## Start DATA TO PROCESS
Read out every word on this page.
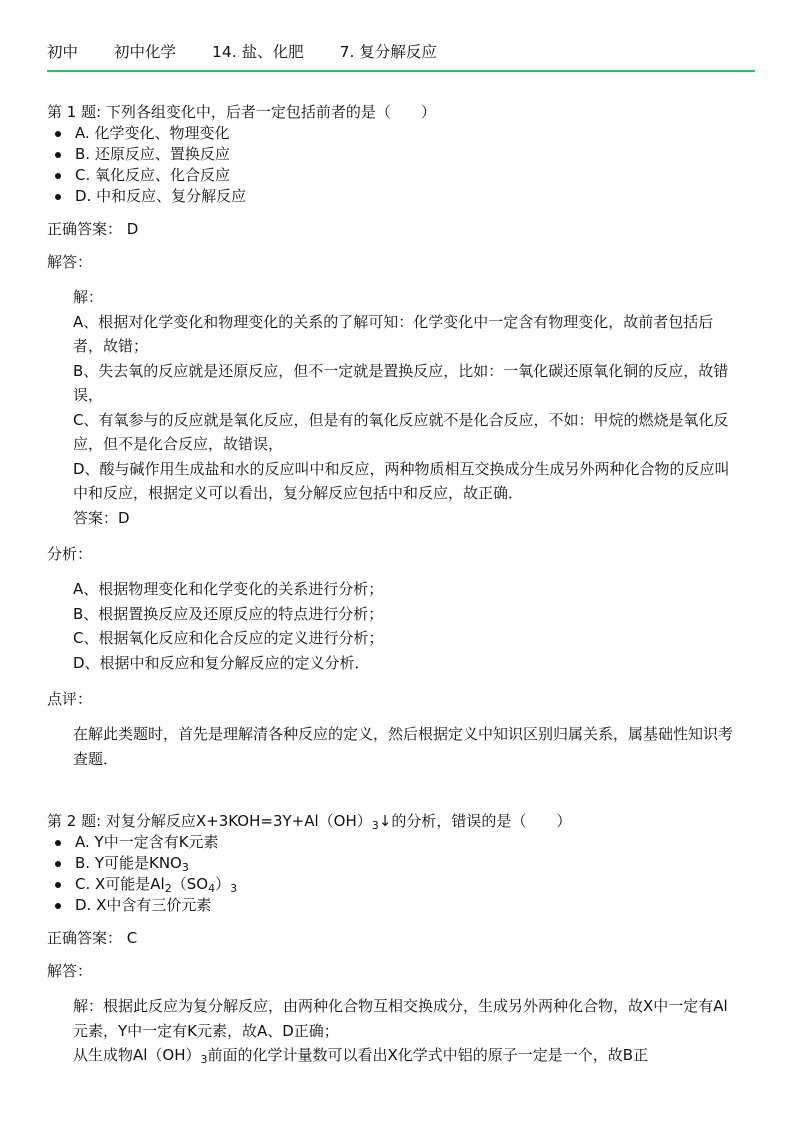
初中 初中化学 14. 盐、化肥 7. 复分解反应

第 1 题: 下列各组变化中，后者一定包括前者的是（　　）

A. 化学变化、物理变化
B. 还原反应、置换反应
C. 氧化反应、化合反应
D. 中和反应、复分解反应
正确答案： D
解答：

解：

A、根据对化学变化和物理变化的关系的了解可知：化学变化中一定含有物理变化，故前者包括后者，故错；

B、失去氧的反应就是还原反应，但不一定就是置换反应，比如：一氧化碳还原氧化铜的反应，故错误，

C、有氧参与的反应就是氧化反应，但是有的氧化反应就不是化合反应，不如：甲烷的燃烧是氧化反应，但不是化合反应，故错误，

D、酸与碱作用生成盐和水的反应叫中和反应，两种物质相互交换成分生成另外两种化合物的反应叫中和反应，根据定义可以看出，复分解反应包括中和反应，故正确．

答案：D

分析：

A、根据物理变化和化学变化的关系进行分析；

B、根据置换反应及还原反应的特点进行分析；

C、根据氧化反应和化合反应的定义进行分析；

D、根据中和反应和复分解反应的定义分析．

点评：

在解此类题时，首先是理解清各种反应的定义，然后根据定义中知识区别归属关系，属基础性知识考查题．

第 2 题: 对复分解反应$X+3KOH=3Y+Al(OH)_3↓$的分析，错误的是（　　）

A. Y中一定含有K元素
B. Y可能是$KNO_3$
C. X可能是$Al_2(SO_4)_3$
D. X中含有三价元素
正确答案： C
解答：

解：根据此反应为复分解反应，由两种化合物互相交换成分，生成另外两种化合物，故X中一定有Al元素，Y中一定有K元素，故A、D正确；

从生成物$Al(OH)_3$前面的化学计量数可以看出X化学式中铝的原子一定是一个，故B正
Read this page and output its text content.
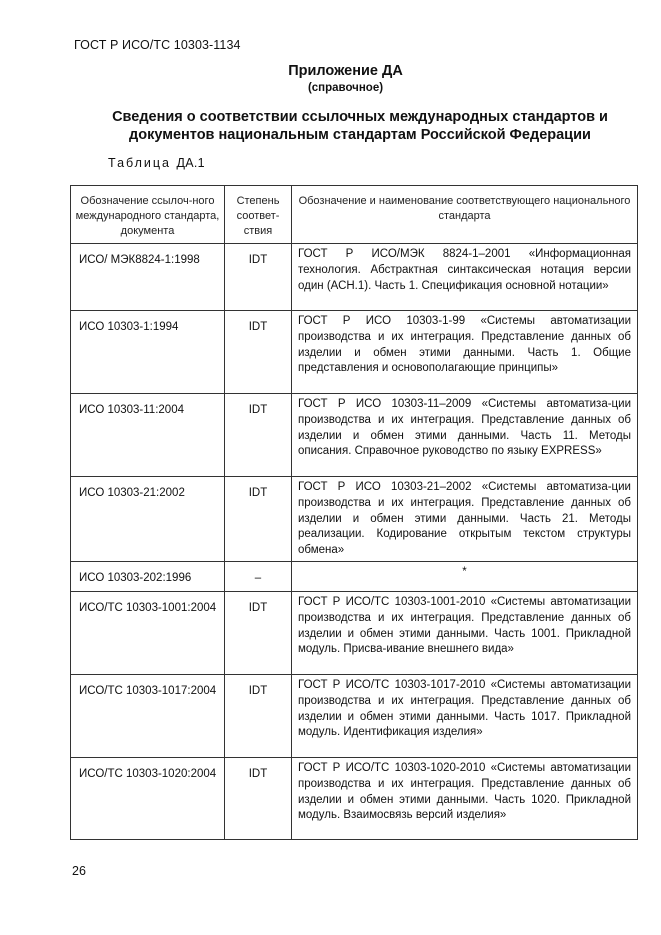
ГОСТ Р ИСО/ТС 10303-1134
Приложение ДА
(справочное)
Сведения о соответствии ссылочных международных стандартов и
документов национальным стандартам Российской Федерации
Таблица ДА.1
Обозначение ссылоч-ного международного стандарта, документа	Степень соответ-ствия	Обозначение и наименование соответствующего национального стандарта
ИСО/ МЭК8824-1:1998	IDT	ГОСТ Р ИСО/МЭК 8824-1–2001 «Информационная технология. Абстрактная синтаксическая нотация версии один (АСН.1). Часть 1. Спецификация основной нотации»
ИСО 10303-1:1994	IDT	ГОСТ Р ИСО 10303-1-99 «Системы автоматизации производства и их интеграция. Представление данных об изделии и обмен этими данными. Часть 1. Общие представления и основополагающие принципы»
ИСО 10303-11:2004	IDT	ГОСТ Р ИСО 10303-11–2009 «Системы автоматиза-ции производства и их интеграция. Представление данных об изделии и обмен этими данными. Часть 11. Методы описания. Справочное руководство по языку EXPRESS»
ИСО 10303-21:2002	IDT	ГОСТ Р ИСО 10303-21–2002 «Системы автоматиза-ции производства и их интеграция. Представление данных об изделии и обмен этими данными. Часть 21. Методы реализации. Кодирование открытым текстом структуры обмена»
ИСО 10303-202:1996	–	*
ИСО/ТС 10303-1001:2004	IDT	ГОСТ Р ИСО/ТС 10303-1001-2010 «Системы автоматизации производства и их интеграция. Представление данных об изделии и обмен этими данными. Часть 1001. Прикладной модуль. Присва-ивание внешнего вида»
ИСО/ТС 10303-1017:2004	IDT	ГОСТ Р ИСО/ТС 10303-1017-2010 «Системы автоматизации производства и их интеграция. Представление данных об изделии и обмен этими данными. Часть 1017. Прикладной модуль. Идентификация изделия»
ИСО/ТС 10303-1020:2004	IDT	ГОСТ Р ИСО/ТС 10303-1020-2010 «Системы автоматизации производства и их интеграция. Представление данных об изделии и обмен этими данными. Часть 1020. Прикладной модуль. Взаимосвязь версий изделия»
26
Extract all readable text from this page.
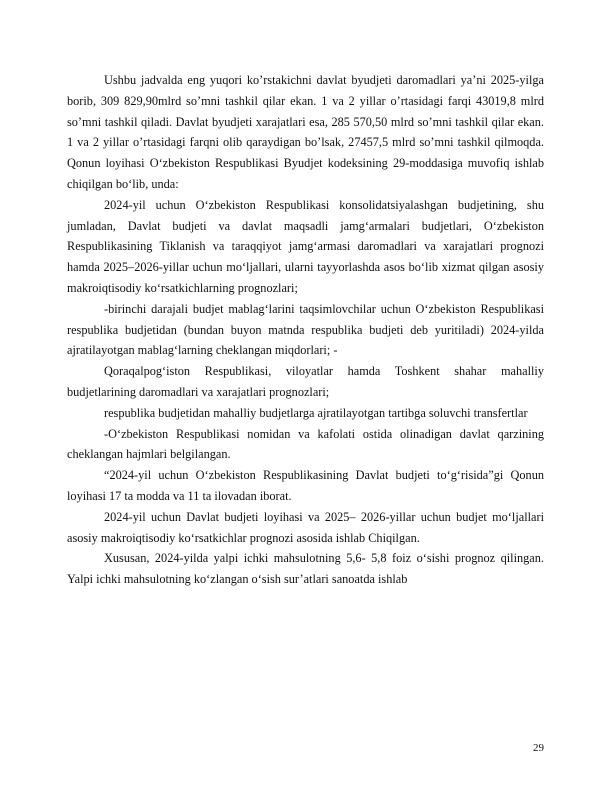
Ushbu jadvalda eng yuqori ko’rstakichni davlat byudjeti daromadlari ya’ni 2025-yilga borib, 309 829,90mlrd so’mni tashkil qilar ekan. 1 va 2 yillar o’rtasidagi farqi 43019,8 mlrd so’mni tashkil qiladi. Davlat byudjeti xarajatlari esa, 285 570,50 mlrd so’mni tashkil qilar ekan. 1 va 2 yillar o’rtasidagi farqni olib qaraydigan bo’lsak, 27457,5 mlrd so’mni tashkil qilmoqda. Qonun loyihasi O‘zbekiston Respublikasi Byudjet kodeksining 29-moddasiga muvofiq ishlab chiqilgan bo‘lib, unda:

2024-yil uchun O‘zbekiston Respublikasi konsolidatsiyalashgan budjetining, shu jumladan, Davlat budjeti va davlat maqsadli jamg‘armalari budjetlari, O‘zbekiston Respublikasining Tiklanish va taraqqiyot jamg‘armasi daromadlari va xarajatlari prognozi hamda 2025–2026-yillar uchun mo‘ljallari, ularni tayyorlashda asos bo‘lib xizmat qilgan asosiy makroiqtisodiy ko‘rsatkichlarning prognozlari;

-birinchi darajali budjet mablag‘larini taqsimlovchilar uchun O‘zbekiston Respublikasi respublika budjetidan (bundan buyon matnda respublika budjeti deb yuritiladi) 2024-yilda ajratilayotgan mablag‘larning cheklangan miqdorlari; -

Qoraqalpog‘iston Respublikasi, viloyatlar hamda Toshkent shahar mahalliy budjetlarining daromadlari va xarajatlari prognozlari;

respublika budjetidan mahalliy budjetlarga ajratilayotgan tartibga soluvchi transfertlar

-O‘zbekiston Respublikasi nomidan va kafolati ostida olinadigan davlat qarzining cheklangan hajmlari belgilangan.

“2024-yil uchun O‘zbekiston Respublikasining Davlat budjeti to‘g‘risida”gi Qonun loyihasi 17 ta modda va 11 ta ilovadan iborat.

2024-yil uchun Davlat budjeti loyihasi va 2025– 2026-yillar uchun budjet mo‘ljallari asosiy makroiqtisodiy ko‘rsatkichlar prognozi asosida ishlab Chiqilgan.

Xususan, 2024-yilda yalpi ichki mahsulotning 5,6- 5,8 foiz o‘sishi prognoz qilingan. Yalpi ichki mahsulotning ko‘zlangan o‘sish sur’atlari sanoatda ishlab

29
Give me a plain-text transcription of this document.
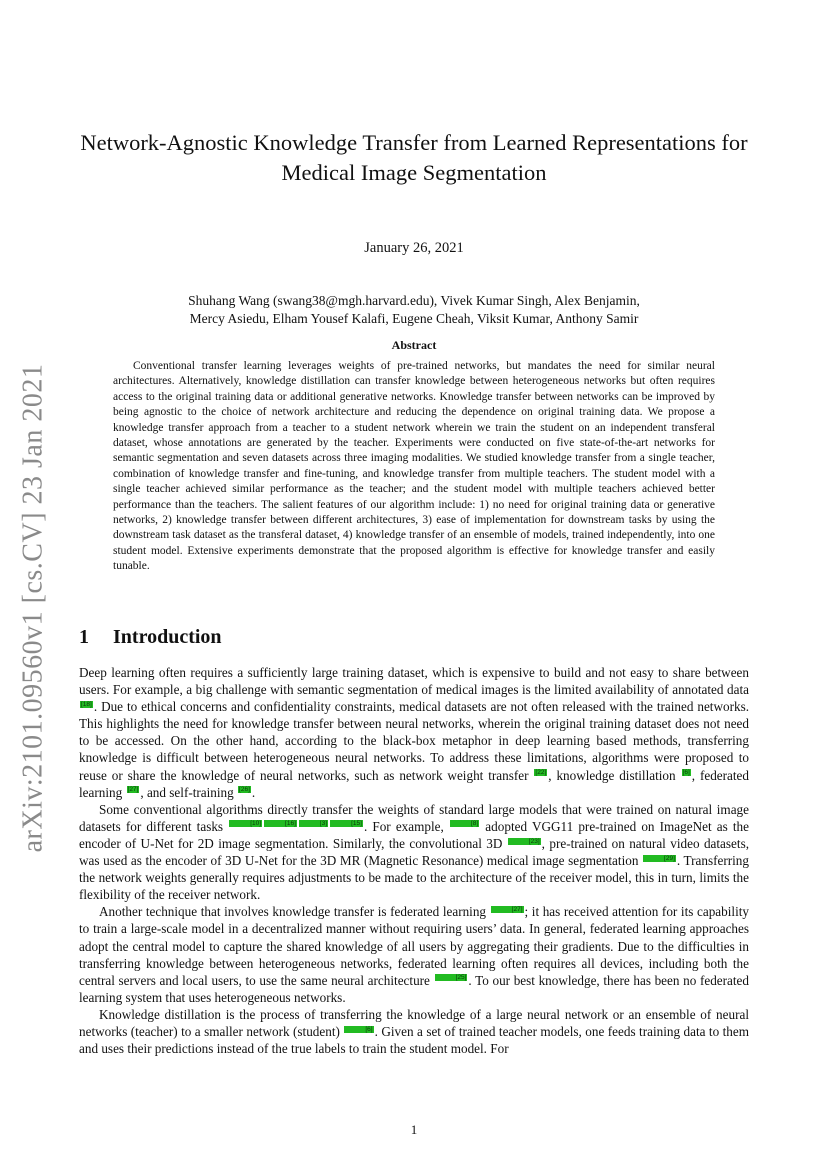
arXiv:2101.09560v1 [cs.CV] 23 Jan 2021
Network-Agnostic Knowledge Transfer from Learned Representations for Medical Image Segmentation
January 26, 2021
Shuhang Wang (swang38@mgh.harvard.edu), Vivek Kumar Singh, Alex Benjamin,
Mercy Asiedu, Elham Yousef Kalafi, Eugene Cheah, Viksit Kumar, Anthony Samir
Abstract

Conventional transfer learning leverages weights of pre-trained networks, but mandates the need for similar neural architectures. Alternatively, knowledge distillation can transfer knowledge between heterogeneous networks but often requires access to the original training data or additional generative networks. Knowledge transfer between networks can be improved by being agnostic to the choice of network architecture and reducing the dependence on original training data. We propose a knowledge transfer approach from a teacher to a student network wherein we train the student on an independent transferal dataset, whose annotations are generated by the teacher. Experiments were conducted on five state-of-the-art networks for semantic segmentation and seven datasets across three imaging modalities. We studied knowledge transfer from a single teacher, combination of knowledge transfer and fine-tuning, and knowledge transfer from multiple teachers. The student model with a single teacher achieved similar performance as the teacher; and the student model with multiple teachers achieved better performance than the teachers. The salient features of our algorithm include: 1) no need for original training data or generative networks, 2) knowledge transfer between different architectures, 3) ease of implementation for downstream tasks by using the downstream task dataset as the transferal dataset, 4) knowledge transfer of an ensemble of models, trained independently, into one student model. Extensive experiments demonstrate that the proposed algorithm is effective for knowledge transfer and easily tunable.

1 Introduction

Deep learning often requires a sufficiently large training dataset, which is expensive to build and not easy to share between users. For example, a big challenge with semantic segmentation of medical images is the limited availability of annotated data [18] . Due to ethical concerns and confidentiality constraints, medical datasets are not often released with the trained networks. This highlights the need for knowledge transfer between neural networks, wherein the original training dataset does not need to be accessed. On the other hand, according to the black-box metaphor in deep learning based methods, transferring knowledge is difficult between heterogeneous neural networks. To address these limitations, algorithms were proposed to reuse or share the knowledge of neural networks, such as network weight transfer [22] , knowledge distillation [6] , federated learning [27] , and self-training [26] .

Some conventional algorithms directly transfer the weights of standard large models that were trained on natural image datasets for different tasks	[10]	[16]	[3]	[15] . For example,	[8] adopted VGG11 pre-trained on ImageNet as the encoder of U-Net for 2D image segmentation. Similarly, the convolutional 3D	[23] , pre-trained on natural video datasets, was used as the encoder of 3D U-Net for the 3D MR (Magnetic Resonance) medical image segmentation	[29] . Transferring the network weights generally requires adjustments to be made to the architecture of the receiver model, this in turn, limits the flexibility of the receiver network.

Another technique that involves knowledge transfer is federated learning	[27] ; it has received attention for its capability to train a large-scale model in a decentralized manner without requiring users’ data. In general, federated learning approaches adopt the central model to capture the shared knowledge of all users by aggregating their gradients. Due to the difficulties in transferring knowledge between heterogeneous networks, federated learning often requires all devices, including both the central servers and local users, to use the same neural architecture	[25] . To our best knowledge, there has been no federated learning system that uses heterogeneous networks.

Knowledge distillation is the process of transferring the knowledge of a large neural network or an ensemble of neural networks (teacher) to a smaller network (student)	[6] . Given a set of trained teacher models, one feeds training data to them and uses their predictions instead of the true labels to train the student model. For

1
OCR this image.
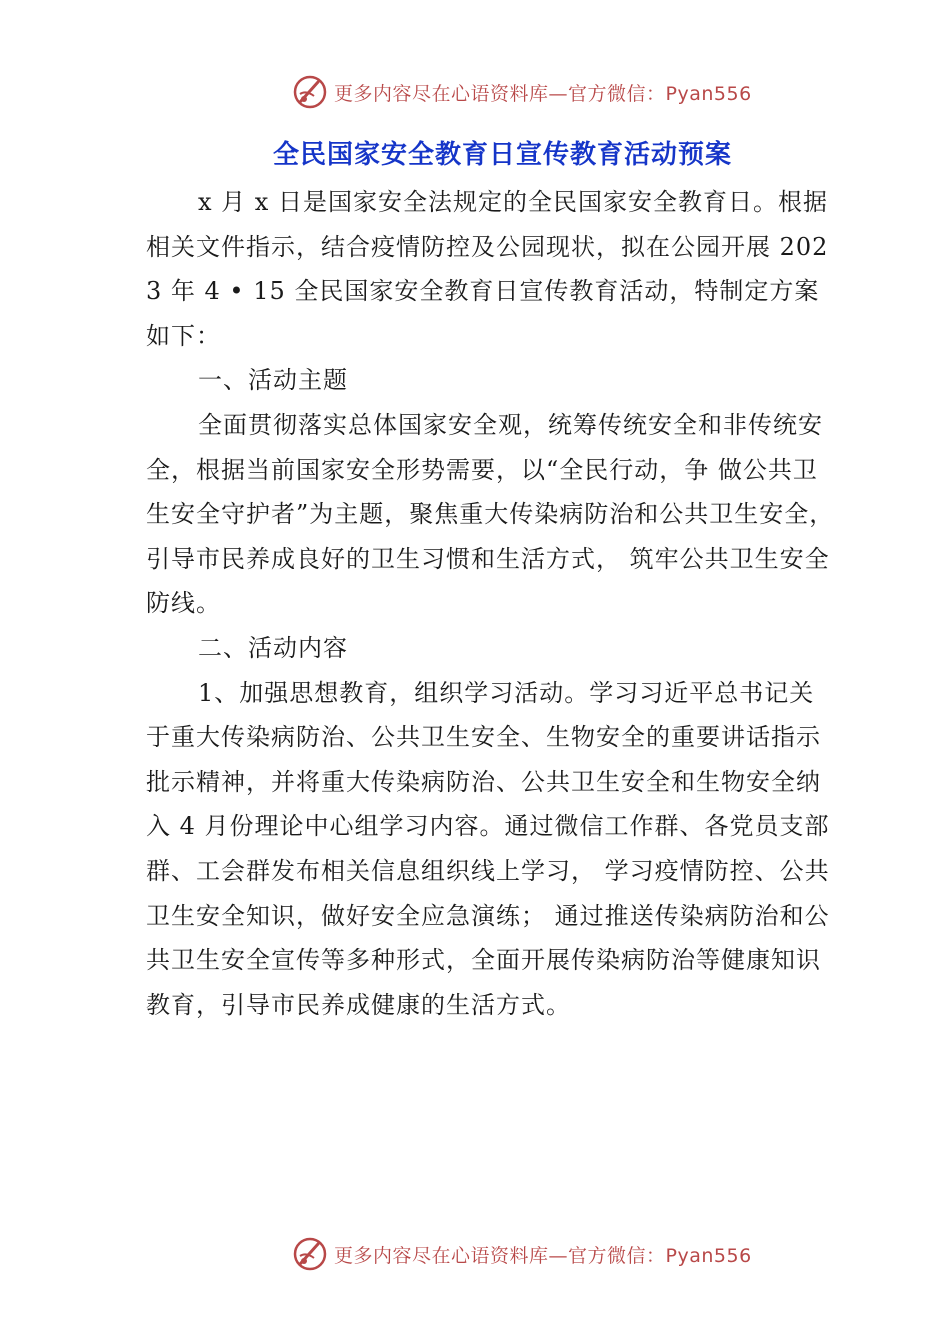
更多内容尽在心语资料库—官方微信：Pyan556
全民国家安全教育日宣传教育活动预案

x 月 x 日是国家安全法规定的全民国家安全教育日。根据相关文件指示，结合疫情防控及公园现状，拟在公园开展 2023 年 4 • 15 全民国家安全教育日宣传教育活动，特制定方案如下：

一、活动主题

全面贯彻落实总体国家安全观，统筹传统安全和非传统安全，根据当前国家安全形势需要，以“全民行动，争 做公共卫生安全守护者”为主题，聚焦重大传染病防治和公共卫生安全，引导市民养成良好的卫生习惯和生活方式， 筑牢公共卫生安全防线。

二、活动内容

1、加强思想教育，组织学习活动。学习习近平总书记关于重大传染病防治、公共卫生安全、生物安全的重要讲话指示批示精神，并将重大传染病防治、公共卫生安全和生物安全纳入 4 月份理论中心组学习内容。通过微信工作群、各党员支部群、工会群发布相关信息组织线上学习， 学习疫情防控、公共卫生安全知识，做好安全应急演练； 通过推送传染病防治和公共卫生安全宣传等多种形式，全面开展传染病防治等健康知识教育，引导市民养成健康的生活方式。

更多内容尽在心语资料库—官方微信：Pyan556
## End DATA TO PROCESS
» WHAT IS NEEDED
Retype only the lines above from the one with "OCR this image." through the last, both ends included, keeping every picture out of the copy.

» RESPONSE
OCR this image.
更多内容尽在心语资料库—官方微信：Pyan556
全民国家安全教育日宣传教育活动预案

x 月 x 日是国家安全法规定的全民国家安全教育日。根据相关文件指示，结合疫情防控及公园现状，拟在公园开展 2023 年 4 • 15 全民国家安全教育日宣传教育活动，特制定方案如下：

一、活动主题

全面贯彻落实总体国家安全观，统筹传统安全和非传统安全，根据当前国家安全形势需要，以“全民行动，争 做公共卫生安全守护者”为主题，聚焦重大传染病防治和公共卫生安全，引导市民养成良好的卫生习惯和生活方式， 筑牢公共卫生安全防线。

二、活动内容

1、加强思想教育，组织学习活动。学习习近平总书记关于重大传染病防治、公共卫生安全、生物安全的重要讲话指示批示精神，并将重大传染病防治、公共卫生安全和生物安全纳入 4 月份理论中心组学习内容。通过微信工作群、各党员支部群、工会群发布相关信息组织线上学习， 学习疫情防控、公共卫生安全知识，做好安全应急演练； 通过推送传染病防治和公共卫生安全宣传等多种形式，全面开展传染病防治等健康知识教育，引导市民养成健康的生活方式。

更多内容尽在心语资料库—官方微信：Pyan556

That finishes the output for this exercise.